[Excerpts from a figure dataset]
+===+

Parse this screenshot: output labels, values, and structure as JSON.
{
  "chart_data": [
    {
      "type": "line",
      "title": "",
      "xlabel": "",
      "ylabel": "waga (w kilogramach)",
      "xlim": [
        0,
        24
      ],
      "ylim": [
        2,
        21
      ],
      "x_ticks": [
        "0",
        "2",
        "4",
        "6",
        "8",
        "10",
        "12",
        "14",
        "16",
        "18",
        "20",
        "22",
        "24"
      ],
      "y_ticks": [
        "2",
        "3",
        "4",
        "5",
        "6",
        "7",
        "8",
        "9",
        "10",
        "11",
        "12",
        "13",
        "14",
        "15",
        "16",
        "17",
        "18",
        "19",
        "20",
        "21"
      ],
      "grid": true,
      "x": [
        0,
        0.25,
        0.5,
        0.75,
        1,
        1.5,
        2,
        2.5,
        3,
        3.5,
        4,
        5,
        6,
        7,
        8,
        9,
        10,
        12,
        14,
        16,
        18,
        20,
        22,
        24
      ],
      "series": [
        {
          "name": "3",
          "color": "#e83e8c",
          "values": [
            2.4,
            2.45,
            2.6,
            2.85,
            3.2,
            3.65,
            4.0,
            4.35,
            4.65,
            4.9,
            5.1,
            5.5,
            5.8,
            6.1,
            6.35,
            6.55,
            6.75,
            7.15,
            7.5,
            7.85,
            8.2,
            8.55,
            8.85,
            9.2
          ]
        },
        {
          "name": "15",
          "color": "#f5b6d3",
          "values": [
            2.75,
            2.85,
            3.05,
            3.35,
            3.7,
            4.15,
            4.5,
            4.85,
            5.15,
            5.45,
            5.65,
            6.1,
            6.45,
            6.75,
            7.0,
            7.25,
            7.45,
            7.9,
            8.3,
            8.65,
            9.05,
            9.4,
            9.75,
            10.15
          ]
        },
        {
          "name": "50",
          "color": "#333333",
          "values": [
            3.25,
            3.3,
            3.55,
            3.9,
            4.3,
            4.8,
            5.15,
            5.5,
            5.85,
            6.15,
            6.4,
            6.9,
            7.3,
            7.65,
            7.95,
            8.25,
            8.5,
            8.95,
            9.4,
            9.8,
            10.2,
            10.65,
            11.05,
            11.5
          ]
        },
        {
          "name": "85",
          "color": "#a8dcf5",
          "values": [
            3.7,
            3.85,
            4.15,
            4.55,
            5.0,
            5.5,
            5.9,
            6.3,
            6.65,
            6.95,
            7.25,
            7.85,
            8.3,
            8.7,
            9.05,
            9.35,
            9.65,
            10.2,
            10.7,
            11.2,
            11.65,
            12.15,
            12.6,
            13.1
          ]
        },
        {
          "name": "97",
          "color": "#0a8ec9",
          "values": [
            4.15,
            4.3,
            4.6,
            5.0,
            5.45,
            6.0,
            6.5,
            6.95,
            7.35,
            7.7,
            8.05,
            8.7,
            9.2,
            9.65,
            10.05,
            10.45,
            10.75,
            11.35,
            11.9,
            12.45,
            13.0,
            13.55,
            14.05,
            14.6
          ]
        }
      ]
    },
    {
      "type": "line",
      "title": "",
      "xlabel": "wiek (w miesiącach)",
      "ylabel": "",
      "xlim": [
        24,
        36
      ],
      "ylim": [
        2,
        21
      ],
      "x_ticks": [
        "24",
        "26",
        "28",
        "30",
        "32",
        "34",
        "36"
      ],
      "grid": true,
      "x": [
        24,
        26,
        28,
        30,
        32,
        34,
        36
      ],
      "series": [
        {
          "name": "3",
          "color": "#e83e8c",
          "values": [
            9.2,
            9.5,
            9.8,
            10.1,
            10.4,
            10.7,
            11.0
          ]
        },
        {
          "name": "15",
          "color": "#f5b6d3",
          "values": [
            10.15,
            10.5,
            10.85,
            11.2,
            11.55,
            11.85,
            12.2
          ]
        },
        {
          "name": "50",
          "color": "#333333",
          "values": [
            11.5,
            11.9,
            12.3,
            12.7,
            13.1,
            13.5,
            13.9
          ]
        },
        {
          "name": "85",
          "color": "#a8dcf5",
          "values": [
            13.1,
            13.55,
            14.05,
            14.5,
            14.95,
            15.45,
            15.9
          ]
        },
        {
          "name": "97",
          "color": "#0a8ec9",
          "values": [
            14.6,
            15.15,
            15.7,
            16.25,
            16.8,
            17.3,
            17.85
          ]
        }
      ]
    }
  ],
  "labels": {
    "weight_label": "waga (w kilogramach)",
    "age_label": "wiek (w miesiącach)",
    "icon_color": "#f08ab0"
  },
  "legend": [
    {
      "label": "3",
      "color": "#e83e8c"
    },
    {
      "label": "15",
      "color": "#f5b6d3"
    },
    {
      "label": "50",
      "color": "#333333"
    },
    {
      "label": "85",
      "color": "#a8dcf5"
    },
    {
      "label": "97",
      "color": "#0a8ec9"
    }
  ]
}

+===+

Track down the lines that include the word "kilogramach" and copy them.

      "ylabel": "waga (w kilogramach)",
    "weight_label": "waga (w kilogramach)",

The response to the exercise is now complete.